• [Requirement]: In the listing below, identify each line with the word "based" and return those lines.

• [Raw records]:
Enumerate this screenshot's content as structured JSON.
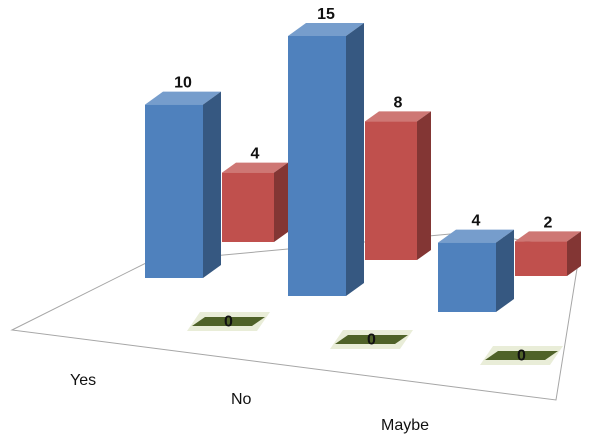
{
  "chart_data": {
    "type": "bar",
    "style": "3d-column",
    "categories": [
      "Yes",
      "No",
      "Maybe"
    ],
    "series": [
      {
        "values": [
          10,
          15,
          4
        ],
        "color": "#4f81bd"
      },
      {
        "values": [
          4,
          8,
          2
        ],
        "color": "#c0504d"
      },
      {
        "values": [
          0,
          0,
          0
        ],
        "color": "#4f6228"
      }
    ],
    "title": "",
    "xlabel": "",
    "ylabel": "",
    "ylim": [
      0,
      15
    ],
    "grid": false,
    "legend": "none"
  }
}
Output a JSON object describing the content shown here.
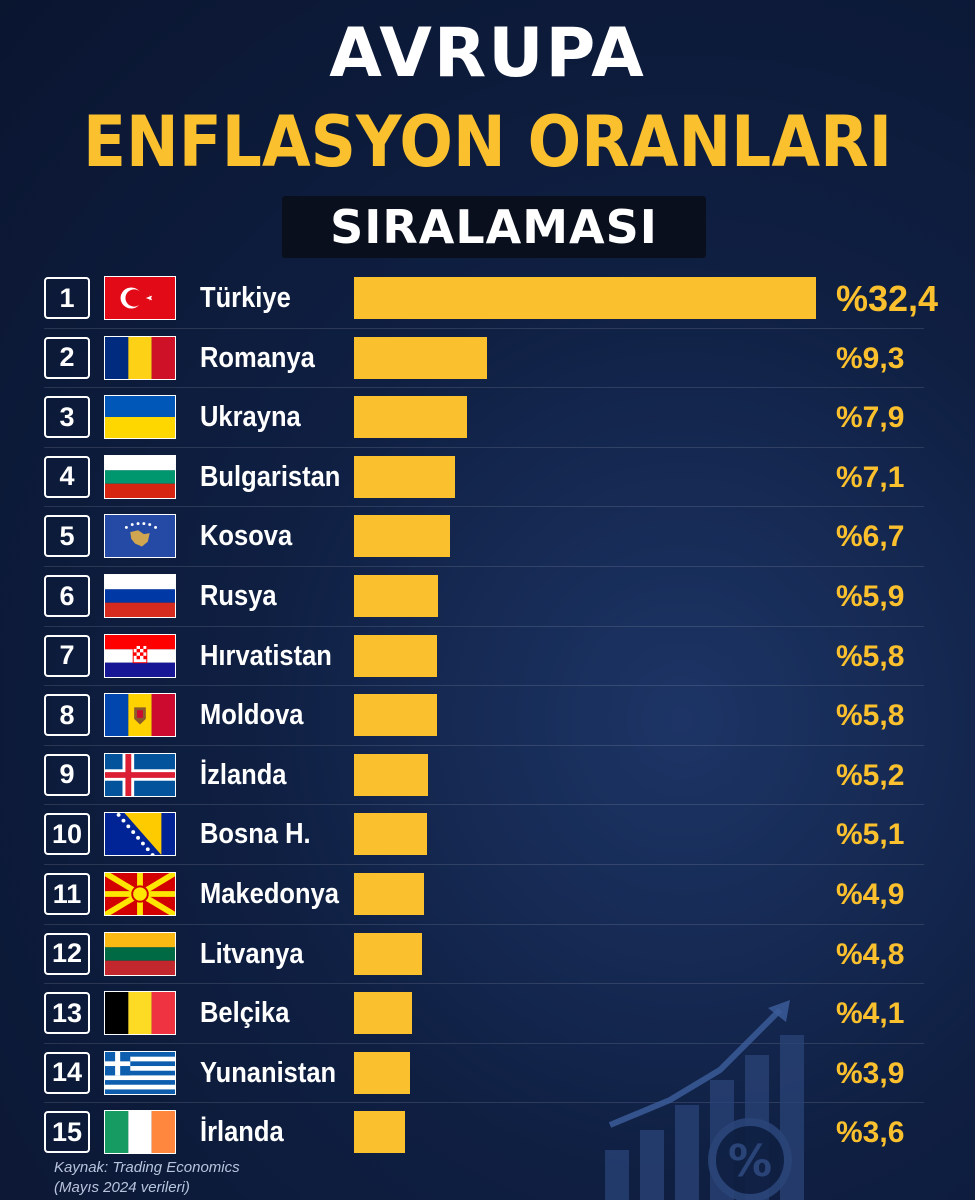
{
  "header": {
    "title_line1": "AVRUPA",
    "title_line2": "ENFLASYON ORANLARI",
    "subtitle": "SIRALAMASI"
  },
  "source": {
    "line1": "Kaynak: Trading Economics",
    "line2": "(Mayıs 2024 verileri)"
  },
  "colors": {
    "accent": "#fbc02d",
    "background": "#0f1f42",
    "text": "#ffffff"
  },
  "chart_data": {
    "type": "bar",
    "orientation": "horizontal",
    "title": "AVRUPA ENFLASYON ORANLARI SIRALAMASI",
    "ranks": [
      "1",
      "2",
      "3",
      "4",
      "5",
      "6",
      "7",
      "8",
      "9",
      "10",
      "11",
      "12",
      "13",
      "14",
      "15"
    ],
    "categories": [
      "Türkiye",
      "Romanya",
      "Ukrayna",
      "Bulgaristan",
      "Kosova",
      "Rusya",
      "Hırvatistan",
      "Moldova",
      "İzlanda",
      "Bosna H.",
      "Makedonya",
      "Litvanya",
      "Belçika",
      "Yunanistan",
      "İrlanda"
    ],
    "values": [
      32.4,
      9.3,
      7.9,
      7.1,
      6.7,
      5.9,
      5.8,
      5.8,
      5.2,
      5.1,
      4.9,
      4.8,
      4.1,
      3.9,
      3.6
    ],
    "value_labels": [
      "%32,4",
      "%9,3",
      "%7,9",
      "%7,1",
      "%6,7",
      "%5,9",
      "%5,8",
      "%5,8",
      "%5,2",
      "%5,1",
      "%4,9",
      "%4,8",
      "%4,1",
      "%3,9",
      "%3,6"
    ],
    "flags": [
      "turkey-flag-icon",
      "romania-flag-icon",
      "ukraine-flag-icon",
      "bulgaria-flag-icon",
      "kosovo-flag-icon",
      "russia-flag-icon",
      "croatia-flag-icon",
      "moldova-flag-icon",
      "iceland-flag-icon",
      "bosnia-flag-icon",
      "macedonia-flag-icon",
      "lithuania-flag-icon",
      "belgium-flag-icon",
      "greece-flag-icon",
      "ireland-flag-icon"
    ],
    "bar_color": "#fbc02d",
    "grid": false,
    "legend": "none"
  }
}
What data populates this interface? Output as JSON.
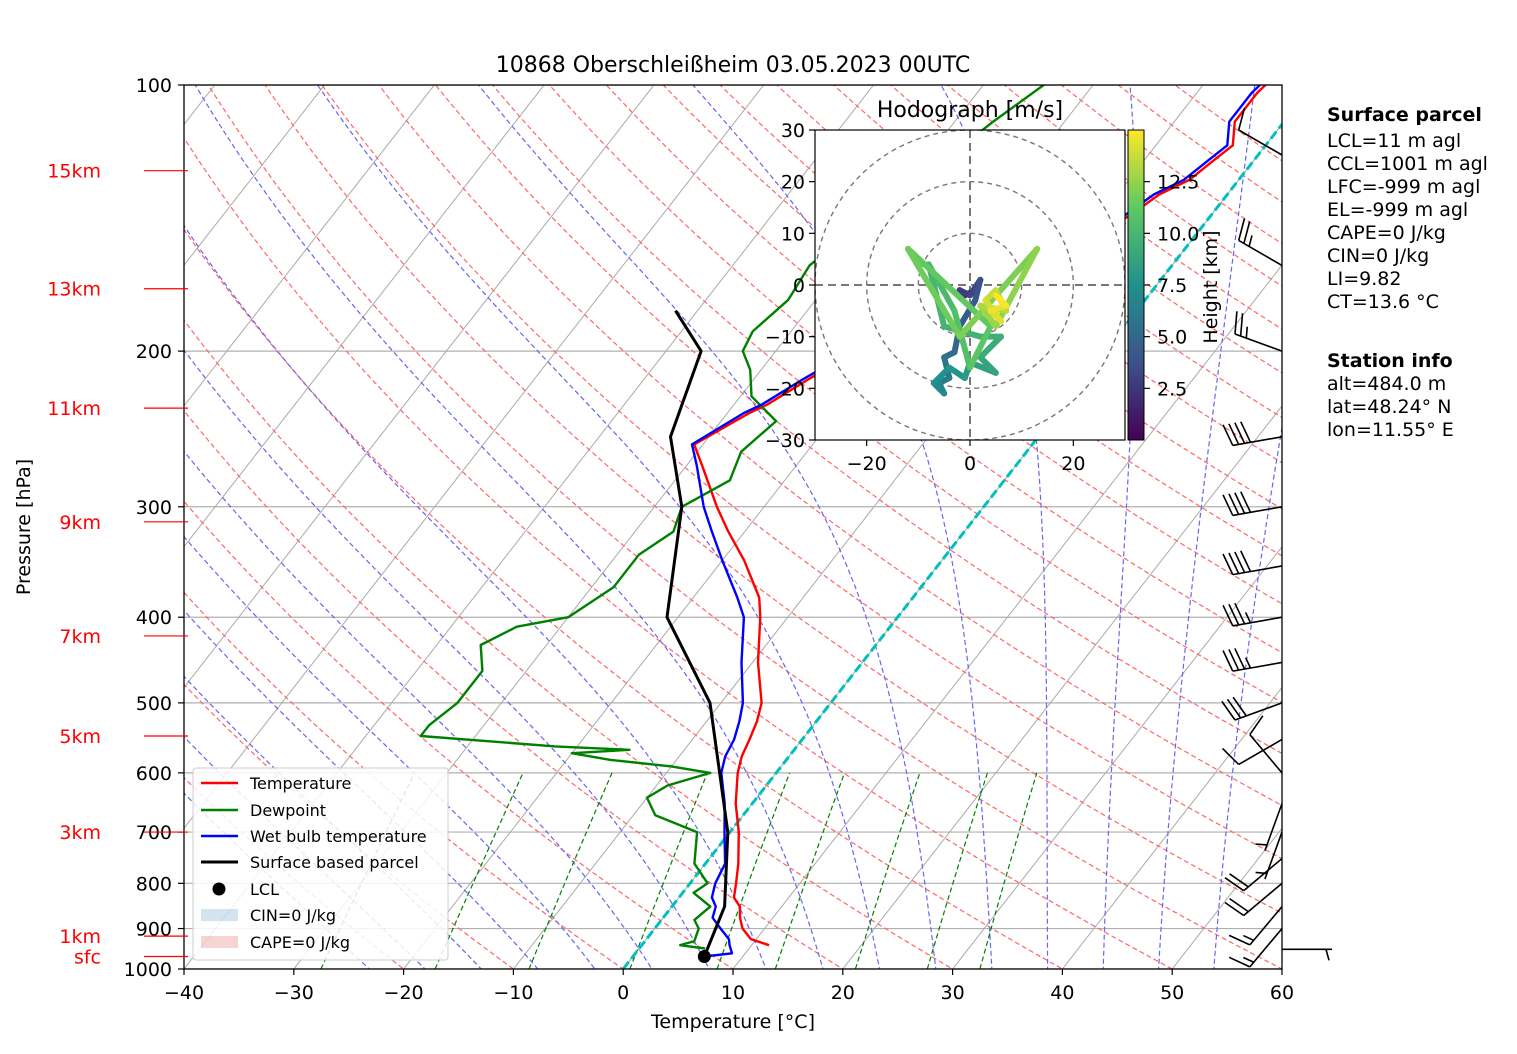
{
  "chart_data": [
    {
      "type": "line",
      "title": "10868 Oberschleißheim 03.05.2023 00UTC",
      "xlabel": "Temperature [°C]",
      "ylabel": "Pressure [hPa]",
      "xlim": [
        -40,
        60
      ],
      "ylim": [
        1000,
        100
      ],
      "y_scale": "log",
      "x_ticks": [
        -40,
        -30,
        -20,
        -10,
        0,
        10,
        20,
        30,
        40,
        50,
        60
      ],
      "p_ticks": [
        100,
        200,
        300,
        400,
        500,
        600,
        700,
        800,
        900,
        1000
      ],
      "grid": true,
      "height_labels": [
        {
          "label": "sfc",
          "p": 968
        },
        {
          "label": "1km",
          "p": 918
        },
        {
          "label": "3km",
          "p": 700
        },
        {
          "label": "5km",
          "p": 545
        },
        {
          "label": "7km",
          "p": 420
        },
        {
          "label": "9km",
          "p": 312
        },
        {
          "label": "11km",
          "p": 232
        },
        {
          "label": "13km",
          "p": 170
        },
        {
          "label": "15km",
          "p": 125
        }
      ],
      "legend": {
        "placement": "lower-left",
        "entries": [
          "Temperature",
          "Dewpoint",
          "Wet bulb temperature",
          "Surface based parcel",
          "LCL",
          "CIN=0 J/kg",
          "CAPE=0 J/kg"
        ]
      },
      "series": [
        {
          "name": "Temperature",
          "color": "#ff0000",
          "points": [
            [
              11.6,
              940
            ],
            [
              9.5,
              925
            ],
            [
              8,
              900
            ],
            [
              7,
              875
            ],
            [
              6.2,
              850
            ],
            [
              5,
              830
            ],
            [
              4.2,
              800
            ],
            [
              3,
              760
            ],
            [
              0.8,
              700
            ],
            [
              -1.5,
              650
            ],
            [
              -3.5,
              600
            ],
            [
              -4.3,
              575
            ],
            [
              -4.8,
              550
            ],
            [
              -5.4,
              525
            ],
            [
              -6.3,
              500
            ],
            [
              -9.5,
              450
            ],
            [
              -12.5,
              400
            ],
            [
              -14,
              380
            ],
            [
              -18,
              345
            ],
            [
              -21.5,
              320
            ],
            [
              -24.3,
              300
            ],
            [
              -28.5,
              270
            ],
            [
              -30.8,
              255
            ],
            [
              -28,
              235
            ],
            [
              -27,
              230
            ],
            [
              -25,
              215
            ],
            [
              -22.5,
              200
            ],
            [
              -21,
              190
            ],
            [
              -16.5,
              180
            ],
            [
              -13.5,
              170
            ],
            [
              -12,
              162
            ],
            [
              -11.2,
              155
            ],
            [
              -9.5,
              150
            ],
            [
              -7.3,
              140
            ],
            [
              -6.2,
              133
            ],
            [
              -4.5,
              128
            ],
            [
              -3.7,
              122
            ],
            [
              -3,
              117
            ],
            [
              -4.5,
              110
            ],
            [
              -4.5,
              102
            ],
            [
              -4,
              97
            ],
            [
              -3.5,
              92
            ]
          ]
        },
        {
          "name": "Dewpoint",
          "color": "#008000",
          "points": [
            [
              6,
              948
            ],
            [
              3.5,
              940
            ],
            [
              4.5,
              930
            ],
            [
              4,
              900
            ],
            [
              3,
              880
            ],
            [
              3.5,
              850
            ],
            [
              1,
              820
            ],
            [
              1.6,
              800
            ],
            [
              -1,
              760
            ],
            [
              -3,
              700
            ],
            [
              -8,
              670
            ],
            [
              -10,
              640
            ],
            [
              -9,
              620
            ],
            [
              -6,
              600
            ],
            [
              -10,
              590
            ],
            [
              -16,
              580
            ],
            [
              -20,
              570
            ],
            [
              -15,
              565
            ],
            [
              -22,
              560
            ],
            [
              -35,
              545
            ],
            [
              -35,
              530
            ],
            [
              -34,
              500
            ],
            [
              -34,
              460
            ],
            [
              -36,
              430
            ],
            [
              -34,
              410
            ],
            [
              -30,
              400
            ],
            [
              -28,
              370
            ],
            [
              -28,
              340
            ],
            [
              -26.5,
              320
            ],
            [
              -27.5,
              300
            ],
            [
              -25,
              280
            ],
            [
              -26,
              260
            ],
            [
              -25,
              240
            ],
            [
              -29,
              225
            ],
            [
              -31,
              210
            ],
            [
              -33,
              200
            ],
            [
              -33.5,
              190
            ],
            [
              -32.5,
              175
            ],
            [
              -33,
              160
            ],
            [
              -32,
              150
            ],
            [
              -31,
              140
            ],
            [
              -29.5,
              130
            ],
            [
              -28,
              120
            ],
            [
              -26.5,
              110
            ],
            [
              -24.5,
              100
            ],
            [
              -23,
              95
            ],
            [
              -22,
              92
            ]
          ]
        },
        {
          "name": "Wet bulb temperature",
          "color": "#0000ff",
          "points": [
            [
              6.5,
              968
            ],
            [
              8.8,
              960
            ],
            [
              8,
              940
            ],
            [
              7.5,
              925
            ],
            [
              6,
              900
            ],
            [
              4.5,
              875
            ],
            [
              4,
              850
            ],
            [
              3,
              830
            ],
            [
              2.3,
              800
            ],
            [
              1.8,
              760
            ],
            [
              -0.5,
              700
            ],
            [
              -2.5,
              650
            ],
            [
              -5,
              600
            ],
            [
              -5.8,
              575
            ],
            [
              -6.2,
              550
            ],
            [
              -7,
              525
            ],
            [
              -8,
              500
            ],
            [
              -11,
              450
            ],
            [
              -14,
              400
            ],
            [
              -16,
              380
            ],
            [
              -20,
              345
            ],
            [
              -23,
              320
            ],
            [
              -25.5,
              300
            ],
            [
              -29,
              270
            ],
            [
              -31,
              255
            ],
            [
              -28.5,
              235
            ],
            [
              -27.5,
              230
            ],
            [
              -25.5,
              215
            ],
            [
              -23,
              200
            ],
            [
              -21.5,
              190
            ],
            [
              -17,
              180
            ],
            [
              -14,
              170
            ],
            [
              -12.5,
              162
            ],
            [
              -11.5,
              155
            ],
            [
              -10,
              150
            ],
            [
              -7.8,
              140
            ],
            [
              -6.7,
              133
            ],
            [
              -5,
              128
            ],
            [
              -4.2,
              122
            ],
            [
              -3.5,
              117
            ],
            [
              -5,
              110
            ],
            [
              -5,
              102
            ],
            [
              -4.5,
              97
            ],
            [
              -4,
              92
            ]
          ]
        },
        {
          "name": "Surface based parcel",
          "color": "#000000",
          "points": [
            [
              6.5,
              968
            ],
            [
              4.8,
              850
            ],
            [
              -0.2,
              700
            ],
            [
              -11,
              500
            ],
            [
              -21,
              400
            ],
            [
              -27.5,
              300
            ],
            [
              -33.5,
              250
            ],
            [
              -36.8,
              200
            ],
            [
              -42,
              180
            ]
          ]
        }
      ],
      "lcl": {
        "t": 6.5,
        "p": 968
      },
      "cin": 0,
      "cape": 0,
      "wind_barbs": [
        {
          "p": 120,
          "dir": 300,
          "speed": 10
        },
        {
          "p": 160,
          "dir": 300,
          "speed": 25
        },
        {
          "p": 200,
          "dir": 290,
          "speed": 25
        },
        {
          "p": 250,
          "dir": 260,
          "speed": 40
        },
        {
          "p": 300,
          "dir": 260,
          "speed": 40
        },
        {
          "p": 350,
          "dir": 260,
          "speed": 40
        },
        {
          "p": 400,
          "dir": 260,
          "speed": 35
        },
        {
          "p": 450,
          "dir": 260,
          "speed": 35
        },
        {
          "p": 500,
          "dir": 250,
          "speed": 30
        },
        {
          "p": 550,
          "dir": 240,
          "speed": 10
        },
        {
          "p": 600,
          "dir": 320,
          "speed": 10
        },
        {
          "p": 650,
          "dir": 200,
          "speed": 5
        },
        {
          "p": 700,
          "dir": 200,
          "speed": 5
        },
        {
          "p": 750,
          "dir": 230,
          "speed": 20
        },
        {
          "p": 800,
          "dir": 230,
          "speed": 20
        },
        {
          "p": 850,
          "dir": 220,
          "speed": 15
        },
        {
          "p": 900,
          "dir": 220,
          "speed": 15
        },
        {
          "p": 950,
          "dir": 90,
          "speed": 5
        }
      ]
    },
    {
      "type": "line",
      "title": "Hodograph [m/s]",
      "xlim": [
        -30,
        30
      ],
      "ylim": [
        -30,
        30
      ],
      "x_ticks": [
        -20,
        0,
        20
      ],
      "y_ticks": [
        -30,
        -20,
        -10,
        0,
        10,
        20,
        30
      ],
      "rings": [
        10,
        20,
        30
      ],
      "colorbar": {
        "label": "Height [km]",
        "ticks": [
          2.5,
          5.0,
          7.5,
          10.0,
          12.5
        ],
        "range": [
          0,
          15
        ]
      },
      "points": [
        {
          "u": 2,
          "v": 1,
          "h": 0.3
        },
        {
          "u": 1,
          "v": -1,
          "h": 0.8
        },
        {
          "u": -1,
          "v": -2,
          "h": 1.5
        },
        {
          "u": -2,
          "v": -1,
          "h": 2.2
        },
        {
          "u": 0,
          "v": -2,
          "h": 2.8
        },
        {
          "u": 2,
          "v": 1,
          "h": 3.2
        },
        {
          "u": 1,
          "v": -3,
          "h": 3.8
        },
        {
          "u": -2,
          "v": -8,
          "h": 4.3
        },
        {
          "u": -3,
          "v": -13,
          "h": 5
        },
        {
          "u": -5,
          "v": -14,
          "h": 5.4
        },
        {
          "u": -4,
          "v": -18,
          "h": 5.8
        },
        {
          "u": -6,
          "v": -19,
          "h": 6.2
        },
        {
          "u": -5,
          "v": -21,
          "h": 6.6
        },
        {
          "u": -7,
          "v": -19,
          "h": 7
        },
        {
          "u": -4,
          "v": -16,
          "h": 7.5
        },
        {
          "u": -1,
          "v": -18,
          "h": 7.8
        },
        {
          "u": 0,
          "v": -15,
          "h": 8.1
        },
        {
          "u": 5,
          "v": -17,
          "h": 8.5
        },
        {
          "u": 2,
          "v": -14,
          "h": 8.8
        },
        {
          "u": 6,
          "v": -10,
          "h": 9.2
        },
        {
          "u": 2,
          "v": -10,
          "h": 9.4
        },
        {
          "u": -5,
          "v": -8,
          "h": 9.6
        },
        {
          "u": -8,
          "v": 4,
          "h": 9.8
        },
        {
          "u": -3,
          "v": -5,
          "h": 10.2
        },
        {
          "u": 0,
          "v": -16,
          "h": 10.6
        },
        {
          "u": 4,
          "v": -8,
          "h": 11
        },
        {
          "u": -12,
          "v": 7,
          "h": 11.3
        },
        {
          "u": -2,
          "v": -10,
          "h": 11.6
        },
        {
          "u": 13,
          "v": 7,
          "h": 12
        },
        {
          "u": 5,
          "v": -8,
          "h": 12.4
        },
        {
          "u": 2,
          "v": -4,
          "h": 12.8
        },
        {
          "u": 7,
          "v": -5,
          "h": 13.1
        },
        {
          "u": 5,
          "v": -1,
          "h": 13.4
        },
        {
          "u": 3,
          "v": -3,
          "h": 13.7
        },
        {
          "u": 6,
          "v": -7,
          "h": 14
        },
        {
          "u": 4,
          "v": -5,
          "h": 14.3
        },
        {
          "u": 7,
          "v": -4,
          "h": 14.6
        },
        {
          "u": 5,
          "v": -2,
          "h": 14.9
        }
      ]
    }
  ],
  "info": {
    "surface_title": "Surface parcel",
    "lines": [
      "LCL=11 m agl",
      "CCL=1001 m agl",
      "LFC=-999 m agl",
      "EL=-999 m agl",
      "CAPE=0 J/kg",
      "CIN=0 J/kg",
      "LI=9.82",
      "CT=13.6 °C"
    ],
    "station_title": "Station info",
    "station_lines": [
      "alt=484.0 m",
      "lat=48.24° N",
      "lon=11.55° E"
    ]
  },
  "colors": {
    "temperature": "#ff0000",
    "dewpoint": "#008000",
    "wetbulb": "#0000ff",
    "parcel": "#000000",
    "mixing": "#00bfbf",
    "dry_adiabat": "#ff6666",
    "moist_adiabat": "#6666ee",
    "mixing_ratio": "#008000",
    "isotherm": "#aaaaaa"
  }
}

• [Complete output]:
          "Surface based parcel",
          "name": "Surface based parcel",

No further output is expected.